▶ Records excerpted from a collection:
* * * *

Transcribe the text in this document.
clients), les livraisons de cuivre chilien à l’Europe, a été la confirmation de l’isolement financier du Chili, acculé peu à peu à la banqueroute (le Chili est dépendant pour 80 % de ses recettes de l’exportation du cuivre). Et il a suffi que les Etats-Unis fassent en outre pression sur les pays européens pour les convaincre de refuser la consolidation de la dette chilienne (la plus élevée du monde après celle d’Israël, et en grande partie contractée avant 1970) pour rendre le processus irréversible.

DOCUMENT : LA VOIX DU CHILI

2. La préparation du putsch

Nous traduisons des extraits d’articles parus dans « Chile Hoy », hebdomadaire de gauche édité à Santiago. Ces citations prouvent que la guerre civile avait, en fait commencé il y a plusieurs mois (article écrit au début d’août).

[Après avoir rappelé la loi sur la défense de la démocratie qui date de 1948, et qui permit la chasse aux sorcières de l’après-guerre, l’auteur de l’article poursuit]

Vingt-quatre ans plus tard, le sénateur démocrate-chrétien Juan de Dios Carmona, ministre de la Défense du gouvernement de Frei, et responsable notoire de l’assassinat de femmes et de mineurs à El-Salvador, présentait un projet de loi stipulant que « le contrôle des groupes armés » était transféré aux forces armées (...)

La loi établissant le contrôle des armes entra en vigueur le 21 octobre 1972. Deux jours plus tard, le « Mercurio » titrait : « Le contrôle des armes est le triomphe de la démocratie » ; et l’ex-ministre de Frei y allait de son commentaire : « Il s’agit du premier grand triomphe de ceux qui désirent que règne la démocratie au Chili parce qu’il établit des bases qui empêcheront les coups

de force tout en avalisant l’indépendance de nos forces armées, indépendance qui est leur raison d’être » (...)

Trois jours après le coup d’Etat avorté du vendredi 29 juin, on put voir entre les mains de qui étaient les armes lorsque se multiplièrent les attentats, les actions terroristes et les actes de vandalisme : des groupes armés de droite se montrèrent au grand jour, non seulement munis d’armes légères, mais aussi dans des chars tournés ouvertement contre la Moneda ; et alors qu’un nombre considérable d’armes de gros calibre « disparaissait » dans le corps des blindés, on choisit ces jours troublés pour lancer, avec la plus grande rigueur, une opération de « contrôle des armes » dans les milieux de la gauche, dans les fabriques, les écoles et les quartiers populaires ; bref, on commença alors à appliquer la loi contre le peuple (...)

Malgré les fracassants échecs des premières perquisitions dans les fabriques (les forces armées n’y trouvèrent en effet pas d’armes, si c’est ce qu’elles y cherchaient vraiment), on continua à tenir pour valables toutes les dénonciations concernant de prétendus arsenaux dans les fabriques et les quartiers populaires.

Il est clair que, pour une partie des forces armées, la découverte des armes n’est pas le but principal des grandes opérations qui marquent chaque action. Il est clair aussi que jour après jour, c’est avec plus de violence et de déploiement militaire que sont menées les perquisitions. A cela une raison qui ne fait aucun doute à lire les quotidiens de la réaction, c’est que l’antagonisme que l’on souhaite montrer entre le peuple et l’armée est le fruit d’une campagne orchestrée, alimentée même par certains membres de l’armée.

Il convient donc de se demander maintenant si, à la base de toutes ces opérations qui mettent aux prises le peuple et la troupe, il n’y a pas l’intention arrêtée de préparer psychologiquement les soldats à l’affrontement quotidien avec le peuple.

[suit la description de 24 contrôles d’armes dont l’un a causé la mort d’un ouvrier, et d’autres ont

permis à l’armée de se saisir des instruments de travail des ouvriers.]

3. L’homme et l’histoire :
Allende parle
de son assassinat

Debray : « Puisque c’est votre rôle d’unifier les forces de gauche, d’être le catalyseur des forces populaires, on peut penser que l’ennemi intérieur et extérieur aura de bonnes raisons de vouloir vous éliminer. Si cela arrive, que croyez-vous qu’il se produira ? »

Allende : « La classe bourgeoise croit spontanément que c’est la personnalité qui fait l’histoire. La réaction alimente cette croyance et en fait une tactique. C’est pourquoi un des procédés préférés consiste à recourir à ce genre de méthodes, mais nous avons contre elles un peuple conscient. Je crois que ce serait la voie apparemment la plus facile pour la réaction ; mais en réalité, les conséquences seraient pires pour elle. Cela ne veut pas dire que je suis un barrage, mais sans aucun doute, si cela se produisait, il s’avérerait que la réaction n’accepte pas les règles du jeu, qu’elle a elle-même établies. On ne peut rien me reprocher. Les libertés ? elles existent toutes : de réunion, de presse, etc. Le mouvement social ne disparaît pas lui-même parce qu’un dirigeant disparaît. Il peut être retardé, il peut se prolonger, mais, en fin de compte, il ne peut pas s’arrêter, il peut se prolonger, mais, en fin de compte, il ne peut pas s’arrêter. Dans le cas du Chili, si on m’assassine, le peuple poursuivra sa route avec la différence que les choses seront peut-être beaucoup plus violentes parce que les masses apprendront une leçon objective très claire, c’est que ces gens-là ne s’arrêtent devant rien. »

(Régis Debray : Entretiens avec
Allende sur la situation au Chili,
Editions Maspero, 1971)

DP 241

* * * *

▶ AIM OF THE EXERCISE:
Report the number of lines that include the string "article"; return nothing but the count.

▶ THE RESPONSE:
2